Average latency measured in our File Server workload varied between 18.8ms at 2T/2Q and 622.87ms at 16T/16Q.

Comparing peak response times in our File Server workload, the new Seagate Enterprise Performance 10K HDD offered the lowest times in the group with the wide-spread of transfer sizes in this profile.

While the Seagate Enterprise Performance 10K HDD had the lowest peak times, it only held the lead in latency standard deviation in loads at or below QD32. Above that rate, latency consistency increased above that of previous-generation Savvio models, but still remained better than the Toshiba comparable.

Our final test measures the performance of each 10K enterprise HDD in a traditional Web Server profile with 100% read activity. In this test the Seagate Enterprise Performance 10K continued to show its strong lead, with a strong lead in front of older Savvio models as well as the 10K Toshiba comparable.

In the 100% read Web Server profile, the Seagate Enterprise Performance 10K HDD scaled in average latency from 19.88ms at 2T/2Q and increased to 587.95ms at 16T/16Q. In this test the next closest drive was the Toshiba MBF2600RC, which came out ahead of the previous-generation Savvio models.

Comparing peak response times between enterprise HDDs, the Savvio 10K.6 offered some of the lowest max latency, although trading places occasionally with other drives in the category.

Comparing latency standard deviation between each drive in our Web Server test, the Seagate Enterprise Performance 10K HDD offered the most consistent performance at queue depths up to and equal to 64, before swapping places with the previous-generation Savvios.

Conclusion

The Seagate Savvio 10K.6 refreshes Seagate's popular 2.5" 10,000 RPM enterprise hard drive line. Collectively the line is now referred to as Enterprise Performance 10K, but the drives within still retain their sequential versioning names. When we compare the 10K.6 to the 10K.5 predecessor, the headline is the 20% improved throughput. When looking at 4K read and write IOPS performance, we saw a 24% increase in read speeds and a tremendous jump in writes, though to be fair the 10K.5 took a step back compared to the 10K.4 in that category. Compared to the 10K.4, the 10K.6 is up about 23%.

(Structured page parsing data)

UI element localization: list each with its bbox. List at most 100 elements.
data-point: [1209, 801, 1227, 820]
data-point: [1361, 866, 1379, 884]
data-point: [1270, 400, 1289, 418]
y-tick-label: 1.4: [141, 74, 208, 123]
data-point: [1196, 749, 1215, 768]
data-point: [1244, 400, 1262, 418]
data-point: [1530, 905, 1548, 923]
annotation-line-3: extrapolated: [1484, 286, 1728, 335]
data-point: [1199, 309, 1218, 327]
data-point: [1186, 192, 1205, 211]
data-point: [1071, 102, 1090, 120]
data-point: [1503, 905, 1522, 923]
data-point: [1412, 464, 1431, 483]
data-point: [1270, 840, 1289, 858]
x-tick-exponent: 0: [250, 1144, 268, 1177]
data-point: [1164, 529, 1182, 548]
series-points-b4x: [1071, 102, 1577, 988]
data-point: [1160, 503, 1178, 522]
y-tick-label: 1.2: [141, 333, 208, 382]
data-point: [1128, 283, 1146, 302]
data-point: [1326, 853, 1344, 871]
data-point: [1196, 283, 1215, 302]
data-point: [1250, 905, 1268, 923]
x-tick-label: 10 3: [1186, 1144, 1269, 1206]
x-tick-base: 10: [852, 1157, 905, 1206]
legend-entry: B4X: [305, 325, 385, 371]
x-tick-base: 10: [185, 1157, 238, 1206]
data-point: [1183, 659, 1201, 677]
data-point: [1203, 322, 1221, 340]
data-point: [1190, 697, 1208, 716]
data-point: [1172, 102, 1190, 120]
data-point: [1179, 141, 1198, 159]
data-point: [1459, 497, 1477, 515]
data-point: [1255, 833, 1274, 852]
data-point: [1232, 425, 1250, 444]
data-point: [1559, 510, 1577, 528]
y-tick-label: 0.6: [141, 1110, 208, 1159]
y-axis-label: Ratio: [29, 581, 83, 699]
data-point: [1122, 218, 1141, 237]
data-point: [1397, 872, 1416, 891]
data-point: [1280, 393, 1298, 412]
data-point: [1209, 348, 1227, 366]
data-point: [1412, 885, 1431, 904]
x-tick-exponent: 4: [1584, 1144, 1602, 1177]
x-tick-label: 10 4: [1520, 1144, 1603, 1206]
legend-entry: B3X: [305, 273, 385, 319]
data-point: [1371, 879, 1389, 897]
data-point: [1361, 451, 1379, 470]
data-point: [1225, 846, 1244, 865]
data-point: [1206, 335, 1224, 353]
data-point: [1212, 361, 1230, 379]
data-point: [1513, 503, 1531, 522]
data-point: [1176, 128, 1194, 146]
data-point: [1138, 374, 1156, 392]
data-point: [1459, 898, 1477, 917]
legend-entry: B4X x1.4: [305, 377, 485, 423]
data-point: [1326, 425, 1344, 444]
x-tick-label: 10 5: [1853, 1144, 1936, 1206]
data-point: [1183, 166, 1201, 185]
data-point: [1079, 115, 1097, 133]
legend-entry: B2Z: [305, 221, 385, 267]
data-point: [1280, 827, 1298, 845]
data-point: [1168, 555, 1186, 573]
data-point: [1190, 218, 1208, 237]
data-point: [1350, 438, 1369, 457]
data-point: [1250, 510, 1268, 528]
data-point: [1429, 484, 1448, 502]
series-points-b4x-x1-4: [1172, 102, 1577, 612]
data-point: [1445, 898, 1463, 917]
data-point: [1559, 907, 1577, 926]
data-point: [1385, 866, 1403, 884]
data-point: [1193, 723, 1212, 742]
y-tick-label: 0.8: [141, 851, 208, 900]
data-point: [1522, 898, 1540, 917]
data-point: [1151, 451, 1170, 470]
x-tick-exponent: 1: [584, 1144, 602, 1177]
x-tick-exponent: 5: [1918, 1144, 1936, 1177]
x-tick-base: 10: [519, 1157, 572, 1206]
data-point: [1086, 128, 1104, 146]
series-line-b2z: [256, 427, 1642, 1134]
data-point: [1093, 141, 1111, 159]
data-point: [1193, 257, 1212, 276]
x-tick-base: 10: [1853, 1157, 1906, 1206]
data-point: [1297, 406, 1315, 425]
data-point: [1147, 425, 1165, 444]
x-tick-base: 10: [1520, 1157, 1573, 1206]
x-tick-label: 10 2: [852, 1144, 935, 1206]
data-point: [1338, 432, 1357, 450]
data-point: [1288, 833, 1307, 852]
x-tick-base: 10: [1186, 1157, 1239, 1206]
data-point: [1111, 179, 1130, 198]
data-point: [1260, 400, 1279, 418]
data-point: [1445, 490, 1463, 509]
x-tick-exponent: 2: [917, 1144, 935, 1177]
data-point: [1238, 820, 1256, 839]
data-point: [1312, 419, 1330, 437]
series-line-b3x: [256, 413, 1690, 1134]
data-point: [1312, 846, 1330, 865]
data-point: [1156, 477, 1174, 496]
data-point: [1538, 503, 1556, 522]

● Questions to answer
a – Find every average latency figure in milliseconds in the hard drive review. Give each with its workload and thread/queue setting.
b – Continue the hard drive review from its last sentence, "Compared to the 10K.4, the 10K.6 is up about 23%."

● Task answers
a –
- 18.8ms: File Server, 2T/2Q
- 622.87ms: File Server, 16T/16Q
- 19.88ms: Web Server, 2T/2Q
- 587.95ms: Web Server, 16T/16Q

b –
4K performance metrics are certainly not the be all and end all, as we dive into other performance areas we see the 10K.6 making nice strides across the board. The fact that the 10K.6 performs as well as it does as a 10K drive is definitely important as enterprises contemplate which drives to use in a high speed HDD tier. Looking more closely at the Seagate enterprise hard drive line, the Savvio 10K.6 is faster in raw throughput than the current 2.5" 15K options, while offering a better capacity per square inch footprint metric than the 3.5" 15K drives. That's not to say 15K is dead, perhaps far from it, it's more a statement of how much Seagate has been able to progress their enterprise performance 10K platform at large.

Seagate also continues to push the security of their drives, the Savvio 10K.6 comes with SED standard and Seagate offers FIPS security as an option for those who need it in the 900GB capacity. There are also several softer features that enterprise users may find various levels of interest in, like instant secure erase, RAID Rebuild and PowerChoice.

There's very little to complain about with the Savvio 10K.6; if we have to get nitpicky, since its release another vendor has launched a 1.2TB 2.5" 10K offering, which puts Seagate a single capacity step behind. Another area that could be seen as a minor tradeoff is it appears the firmware has been tuned for improved low queue depth latency; we see max latency climb higher than previous-generation Savvios' at effective queue depths greater than 32. Even that is fairly minor, as total throughput and average latency in those areas were still better on the 10K.6. 

Pros

  • Excellent performance across all mixed workloads
  • Solid jump from prior gen 10K Savvio models
  • SED included, FIPS optional on 900GB

Cons

  • Loses a bit of traction with higher peak latency >QD32

Bottom Line

The Seagate Savvio 10K.6 beats out prior gen Seagate 10K offerings across the board, posting better than the listed 20% throughput performance gain in our testing. Couple in the inclusion of SED standard and some of the other Seagate features like instant secure erase and enterprises will find quite a bit to like about the new Savvio 10K.6.